EXERCISE AIM: Output the records exactly. Include every line.

DATA RECORDS:
-.-.-
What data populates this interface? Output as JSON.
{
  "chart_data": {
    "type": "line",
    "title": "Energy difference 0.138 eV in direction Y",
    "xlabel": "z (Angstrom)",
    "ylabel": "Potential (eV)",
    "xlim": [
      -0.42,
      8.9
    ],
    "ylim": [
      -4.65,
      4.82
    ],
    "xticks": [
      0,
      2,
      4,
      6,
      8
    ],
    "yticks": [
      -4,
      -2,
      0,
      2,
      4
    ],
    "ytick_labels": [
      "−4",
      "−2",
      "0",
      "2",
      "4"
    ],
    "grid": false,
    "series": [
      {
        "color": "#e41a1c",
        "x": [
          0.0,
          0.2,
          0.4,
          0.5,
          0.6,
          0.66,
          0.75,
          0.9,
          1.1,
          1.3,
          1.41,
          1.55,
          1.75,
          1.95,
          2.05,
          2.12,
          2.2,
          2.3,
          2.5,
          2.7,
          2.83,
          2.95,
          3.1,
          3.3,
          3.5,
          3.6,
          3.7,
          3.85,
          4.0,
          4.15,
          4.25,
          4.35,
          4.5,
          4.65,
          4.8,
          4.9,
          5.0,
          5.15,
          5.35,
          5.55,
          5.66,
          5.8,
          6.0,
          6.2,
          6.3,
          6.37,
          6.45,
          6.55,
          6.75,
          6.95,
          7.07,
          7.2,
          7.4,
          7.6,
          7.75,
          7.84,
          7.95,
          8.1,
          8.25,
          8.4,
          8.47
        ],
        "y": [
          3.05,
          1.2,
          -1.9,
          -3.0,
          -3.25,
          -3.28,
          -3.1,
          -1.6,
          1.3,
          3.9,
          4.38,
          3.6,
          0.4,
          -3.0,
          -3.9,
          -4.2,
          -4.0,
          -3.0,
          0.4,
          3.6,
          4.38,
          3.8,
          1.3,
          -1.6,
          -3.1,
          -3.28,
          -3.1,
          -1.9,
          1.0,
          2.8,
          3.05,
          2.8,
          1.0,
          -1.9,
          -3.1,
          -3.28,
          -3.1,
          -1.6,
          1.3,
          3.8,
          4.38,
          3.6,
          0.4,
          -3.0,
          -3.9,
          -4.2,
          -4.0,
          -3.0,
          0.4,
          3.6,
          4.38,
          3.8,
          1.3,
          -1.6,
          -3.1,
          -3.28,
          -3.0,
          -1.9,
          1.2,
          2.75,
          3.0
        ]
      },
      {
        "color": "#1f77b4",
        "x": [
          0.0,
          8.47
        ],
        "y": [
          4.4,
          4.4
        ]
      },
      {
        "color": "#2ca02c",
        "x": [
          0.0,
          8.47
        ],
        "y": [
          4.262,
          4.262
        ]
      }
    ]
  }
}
-.-.-
TASK RESULT:
What data populates this interface? Output as JSON.
{
  "chart_data": {
    "type": "line",
    "title": "Energy difference 0.138 eV in direction Y",
    "xlabel": "z (Angstrom)",
    "ylabel": "Potential (eV)",
    "xlim": [
      -0.42,
      8.9
    ],
    "ylim": [
      -4.65,
      4.82
    ],
    "xticks": [
      0,
      2,
      4,
      6,
      8
    ],
    "yticks": [
      -4,
      -2,
      0,
      2,
      4
    ],
    "ytick_labels": [
      "−4",
      "−2",
      "0",
      "2",
      "4"
    ],
    "grid": false,
    "series": [
      {
        "color": "#e41a1c",
        "x": [
          0.0,
          0.2,
          0.4,
          0.5,
          0.6,
          0.66,
          0.75,
          0.9,
          1.1,
          1.3,
          1.41,
          1.55,
          1.75,
          1.95,
          2.05,
          2.12,
          2.2,
          2.3,
          2.5,
          2.7,
          2.83,
          2.95,
          3.1,
          3.3,
          3.5,
          3.6,
          3.7,
          3.85,
          4.0,
          4.15,
          4.25,
          4.35,
          4.5,
          4.65,
          4.8,
          4.9,
          5.0,
          5.15,
          5.35,
          5.55,
          5.66,
          5.8,
          6.0,
          6.2,
          6.3,
          6.37,
          6.45,
          6.55,
          6.75,
          6.95,
          7.07,
          7.2,
          7.4,
          7.6,
          7.75,
          7.84,
          7.95,
          8.1,
          8.25,
          8.4,
          8.47
        ],
        "y": [
          3.05,
          1.2,
          -1.9,
          -3.0,
          -3.25,
          -3.28,
          -3.1,
          -1.6,
          1.3,
          3.9,
          4.38,
          3.6,
          0.4,
          -3.0,
          -3.9,
          -4.2,
          -4.0,
          -3.0,
          0.4,
          3.6,
          4.38,
          3.8,
          1.3,
          -1.6,
          -3.1,
          -3.28,
          -3.1,
          -1.9,
          1.0,
          2.8,
          3.05,
          2.8,
          1.0,
          -1.9,
          -3.1,
          -3.28,
          -3.1,
          -1.6,
          1.3,
          3.8,
          4.38,
          3.6,
          0.4,
          -3.0,
          -3.9,
          -4.2,
          -4.0,
          -3.0,
          0.4,
          3.6,
          4.38,
          3.8,
          1.3,
          -1.6,
          -3.1,
          -3.28,
          -3.0,
          -1.9,
          1.2,
          2.75,
          3.0
        ]
      },
      {
        "color": "#1f77b4",
        "x": [
          0.0,
          8.47
        ],
        "y": [
          4.4,
          4.4
        ]
      },
      {
        "color": "#2ca02c",
        "x": [
          0.0,
          8.47
        ],
        "y": [
          4.262,
          4.262
        ]
      }
    ]
  }
}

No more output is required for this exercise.